◆ **TASK OBJECTIVE**
Retype the records below exactly as they appear.

━━━━━━

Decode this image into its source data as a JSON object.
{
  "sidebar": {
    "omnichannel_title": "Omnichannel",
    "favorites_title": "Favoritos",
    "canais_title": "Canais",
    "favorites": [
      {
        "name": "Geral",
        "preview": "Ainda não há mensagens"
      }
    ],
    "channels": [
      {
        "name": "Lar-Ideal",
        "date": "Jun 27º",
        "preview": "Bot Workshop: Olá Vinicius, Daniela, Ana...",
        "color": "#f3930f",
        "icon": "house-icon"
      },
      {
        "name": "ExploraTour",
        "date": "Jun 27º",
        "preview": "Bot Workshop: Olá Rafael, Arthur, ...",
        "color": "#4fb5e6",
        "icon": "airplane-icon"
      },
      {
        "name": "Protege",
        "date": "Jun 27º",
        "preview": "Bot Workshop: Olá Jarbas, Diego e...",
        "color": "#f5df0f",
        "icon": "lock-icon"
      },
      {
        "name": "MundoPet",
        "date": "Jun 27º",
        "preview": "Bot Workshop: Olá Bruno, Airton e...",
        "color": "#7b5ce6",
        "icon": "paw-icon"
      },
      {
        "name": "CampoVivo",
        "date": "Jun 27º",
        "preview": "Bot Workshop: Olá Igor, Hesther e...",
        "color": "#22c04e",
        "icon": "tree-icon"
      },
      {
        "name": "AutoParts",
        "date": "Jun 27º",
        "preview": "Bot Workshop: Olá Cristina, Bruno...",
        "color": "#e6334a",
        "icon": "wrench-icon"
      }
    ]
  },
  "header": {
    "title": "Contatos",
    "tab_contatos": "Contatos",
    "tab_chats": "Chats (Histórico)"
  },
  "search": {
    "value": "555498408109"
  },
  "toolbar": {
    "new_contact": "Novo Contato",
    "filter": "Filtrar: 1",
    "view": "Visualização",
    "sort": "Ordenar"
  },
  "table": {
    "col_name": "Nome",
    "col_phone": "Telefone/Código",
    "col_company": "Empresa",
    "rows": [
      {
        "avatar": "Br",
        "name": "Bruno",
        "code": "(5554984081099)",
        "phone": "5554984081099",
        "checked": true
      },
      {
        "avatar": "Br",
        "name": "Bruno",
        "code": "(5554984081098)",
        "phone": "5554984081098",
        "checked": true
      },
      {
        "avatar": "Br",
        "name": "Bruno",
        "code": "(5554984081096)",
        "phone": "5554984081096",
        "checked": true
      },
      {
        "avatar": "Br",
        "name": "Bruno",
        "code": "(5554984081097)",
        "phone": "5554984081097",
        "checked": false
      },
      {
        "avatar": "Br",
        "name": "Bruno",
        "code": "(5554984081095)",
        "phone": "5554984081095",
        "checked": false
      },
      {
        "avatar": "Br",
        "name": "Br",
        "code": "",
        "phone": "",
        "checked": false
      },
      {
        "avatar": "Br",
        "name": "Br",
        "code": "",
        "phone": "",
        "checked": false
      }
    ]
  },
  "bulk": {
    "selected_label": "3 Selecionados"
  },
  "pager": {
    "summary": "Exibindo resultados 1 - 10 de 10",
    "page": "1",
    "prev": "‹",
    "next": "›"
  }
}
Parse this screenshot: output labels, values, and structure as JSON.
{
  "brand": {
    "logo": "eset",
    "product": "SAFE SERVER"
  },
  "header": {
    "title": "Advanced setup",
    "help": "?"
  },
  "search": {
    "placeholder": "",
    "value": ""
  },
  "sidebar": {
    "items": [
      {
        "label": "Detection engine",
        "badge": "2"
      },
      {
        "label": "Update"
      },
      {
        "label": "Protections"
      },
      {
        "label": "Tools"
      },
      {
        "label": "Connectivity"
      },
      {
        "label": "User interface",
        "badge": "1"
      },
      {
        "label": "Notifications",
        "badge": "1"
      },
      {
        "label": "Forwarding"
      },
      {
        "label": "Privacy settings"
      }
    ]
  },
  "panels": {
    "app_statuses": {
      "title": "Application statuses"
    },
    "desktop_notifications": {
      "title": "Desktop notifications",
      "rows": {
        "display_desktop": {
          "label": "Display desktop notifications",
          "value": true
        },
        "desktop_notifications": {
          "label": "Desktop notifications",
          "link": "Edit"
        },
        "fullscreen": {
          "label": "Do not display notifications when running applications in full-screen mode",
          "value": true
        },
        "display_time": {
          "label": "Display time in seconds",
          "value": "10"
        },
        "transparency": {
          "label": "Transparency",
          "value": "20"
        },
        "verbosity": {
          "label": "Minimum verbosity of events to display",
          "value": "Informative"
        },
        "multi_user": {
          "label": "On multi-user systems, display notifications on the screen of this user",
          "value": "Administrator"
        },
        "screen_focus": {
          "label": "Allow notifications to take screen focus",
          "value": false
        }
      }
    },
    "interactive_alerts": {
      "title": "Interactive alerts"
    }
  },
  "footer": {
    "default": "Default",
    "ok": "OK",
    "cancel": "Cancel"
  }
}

━━━━━━

◆ **WRITTEN SOLUTION**
Decode this image into its source data as a JSON object.
{
  "sidebar": {
    "omnichannel_title": "Omnichannel",
    "favorites_title": "Favoritos",
    "canais_title": "Canais",
    "favorites": [
      {
        "name": "Geral",
        "preview": "Ainda não há mensagens"
      }
    ],
    "channels": [
      {
        "name": "Lar-Ideal",
        "date": "Jun 27º",
        "preview": "Bot Workshop: Olá Vinicius, Daniela, Ana...",
        "color": "#f3930f",
        "icon": "house-icon"
      },
      {
        "name": "ExploraTour",
        "date": "Jun 27º",
        "preview": "Bot Workshop: Olá Rafael, Arthur, ...",
        "color": "#4fb5e6",
        "icon": "airplane-icon"
      },
      {
        "name": "Protege",
        "date": "Jun 27º",
        "preview": "Bot Workshop: Olá Jarbas, Diego e...",
        "color": "#f5df0f",
        "icon": "lock-icon"
      },
      {
        "name": "MundoPet",
        "date": "Jun 27º",
        "preview": "Bot Workshop: Olá Bruno, Airton e...",
        "color": "#7b5ce6",
        "icon": "paw-icon"
      },
      {
        "name": "CampoVivo",
        "date": "Jun 27º",
        "preview": "Bot Workshop: Olá Igor, Hesther e...",
        "color": "#22c04e",
        "icon": "tree-icon"
      },
      {
        "name": "AutoParts",
        "date": "Jun 27º",
        "preview": "Bot Workshop: Olá Cristina, Bruno...",
        "color": "#e6334a",
        "icon": "wrench-icon"
      }
    ]
  },
  "header": {
    "title": "Contatos",
    "tab_contatos": "Contatos",
    "tab_chats": "Chats (Histórico)"
  },
  "search": {
    "value": "555498408109"
  },
  "toolbar": {
    "new_contact": "Novo Contato",
    "filter": "Filtrar: 1",
    "view": "Visualização",
    "sort": "Ordenar"
  },
  "table": {
    "col_name": "Nome",
    "col_phone": "Telefone/Código",
    "col_company": "Empresa",
    "rows": [
      {
        "avatar": "Br",
        "name": "Bruno",
        "code": "(5554984081099)",
        "phone": "5554984081099",
        "checked": true
      },
      {
        "avatar": "Br",
        "name": "Bruno",
        "code": "(5554984081098)",
        "phone": "5554984081098",
        "checked": true
      },
      {
        "avatar": "Br",
        "name": "Bruno",
        "code": "(5554984081096)",
        "phone": "5554984081096",
        "checked": true
      },
      {
        "avatar": "Br",
        "name": "Bruno",
        "code": "(5554984081097)",
        "phone": "5554984081097",
        "checked": false
      },
      {
        "avatar": "Br",
        "name": "Bruno",
        "code": "(5554984081095)",
        "phone": "5554984081095",
        "checked": false
      },
      {
        "avatar": "Br",
        "name": "Br",
        "code": "",
        "phone": "",
        "checked": false
      },
      {
        "avatar": "Br",
        "name": "Br",
        "code": "",
        "phone": "",
        "checked": false
      }
    ]
  },
  "bulk": {
    "selected_label": "3 Selecionados"
  },
  "pager": {
    "summary": "Exibindo resultados 1 - 10 de 10",
    "page": "1",
    "prev": "‹",
    "next": "›"
  }
}
Parse this screenshot: output labels, values, and structure as JSON.
{
  "brand": {
    "logo": "eset",
    "product": "SAFE SERVER"
  },
  "header": {
    "title": "Advanced setup",
    "help": "?"
  },
  "search": {
    "placeholder": "",
    "value": ""
  },
  "sidebar": {
    "items": [
      {
        "label": "Detection engine",
        "badge": "2"
      },
      {
        "label": "Update"
      },
      {
        "label": "Protections"
      },
      {
        "label": "Tools"
      },
      {
        "label": "Connectivity"
      },
      {
        "label": "User interface",
        "badge": "1"
      },
      {
        "label": "Notifications",
        "badge": "1"
      },
      {
        "label": "Forwarding"
      },
      {
        "label": "Privacy settings"
      }
    ]
  },
  "panels": {
    "app_statuses": {
      "title": "Application statuses"
    },
    "desktop_notifications": {
      "title": "Desktop notifications",
      "rows": {
        "display_desktop": {
          "label": "Display desktop notifications",
          "value": true
        },
        "desktop_notifications": {
          "label": "Desktop notifications",
          "link": "Edit"
        },
        "fullscreen": {
          "label": "Do not display notifications when running applications in full-screen mode",
          "value": true
        },
        "display_time": {
          "label": "Display time in seconds",
          "value": "10"
        },
        "transparency": {
          "label": "Transparency",
          "value": "20"
        },
        "verbosity": {
          "label": "Minimum verbosity of events to display",
          "value": "Informative"
        },
        "multi_user": {
          "label": "On multi-user systems, display notifications on the screen of this user",
          "value": "Administrator"
        },
        "screen_focus": {
          "label": "Allow notifications to take screen focus",
          "value": false
        }
      }
    },
    "interactive_alerts": {
      "title": "Interactive alerts"
    }
  },
  "footer": {
    "default": "Default",
    "ok": "OK",
    "cancel": "Cancel"
  }
}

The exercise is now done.